• _Problem details_
Transcribe each line of the material as it is, and drop any picture.

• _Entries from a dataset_
** Start **

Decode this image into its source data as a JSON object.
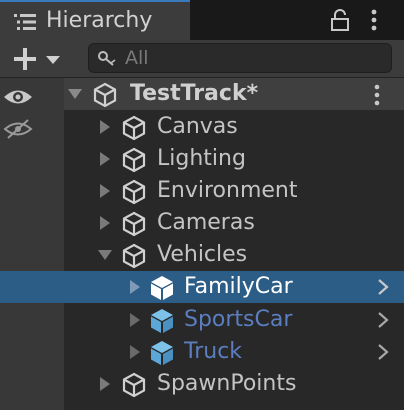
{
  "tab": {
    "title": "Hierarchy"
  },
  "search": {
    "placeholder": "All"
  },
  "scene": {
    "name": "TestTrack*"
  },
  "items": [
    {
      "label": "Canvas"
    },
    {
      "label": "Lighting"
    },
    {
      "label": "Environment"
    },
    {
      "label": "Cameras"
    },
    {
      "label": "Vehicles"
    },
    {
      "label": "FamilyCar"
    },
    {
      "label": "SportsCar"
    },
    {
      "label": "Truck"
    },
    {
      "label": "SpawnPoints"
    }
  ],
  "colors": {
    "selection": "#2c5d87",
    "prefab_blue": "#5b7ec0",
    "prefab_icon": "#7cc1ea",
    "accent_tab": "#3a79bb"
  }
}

** End **

• _Full solution_
Decode this image into its source data as a JSON object.
{
  "tab": {
    "title": "Hierarchy"
  },
  "search": {
    "placeholder": "All"
  },
  "scene": {
    "name": "TestTrack*"
  },
  "items": [
    {
      "label": "Canvas"
    },
    {
      "label": "Lighting"
    },
    {
      "label": "Environment"
    },
    {
      "label": "Cameras"
    },
    {
      "label": "Vehicles"
    },
    {
      "label": "FamilyCar"
    },
    {
      "label": "SportsCar"
    },
    {
      "label": "Truck"
    },
    {
      "label": "SpawnPoints"
    }
  ],
  "colors": {
    "selection": "#2c5d87",
    "prefab_blue": "#5b7ec0",
    "prefab_icon": "#7cc1ea",
    "accent_tab": "#3a79bb"
  }
}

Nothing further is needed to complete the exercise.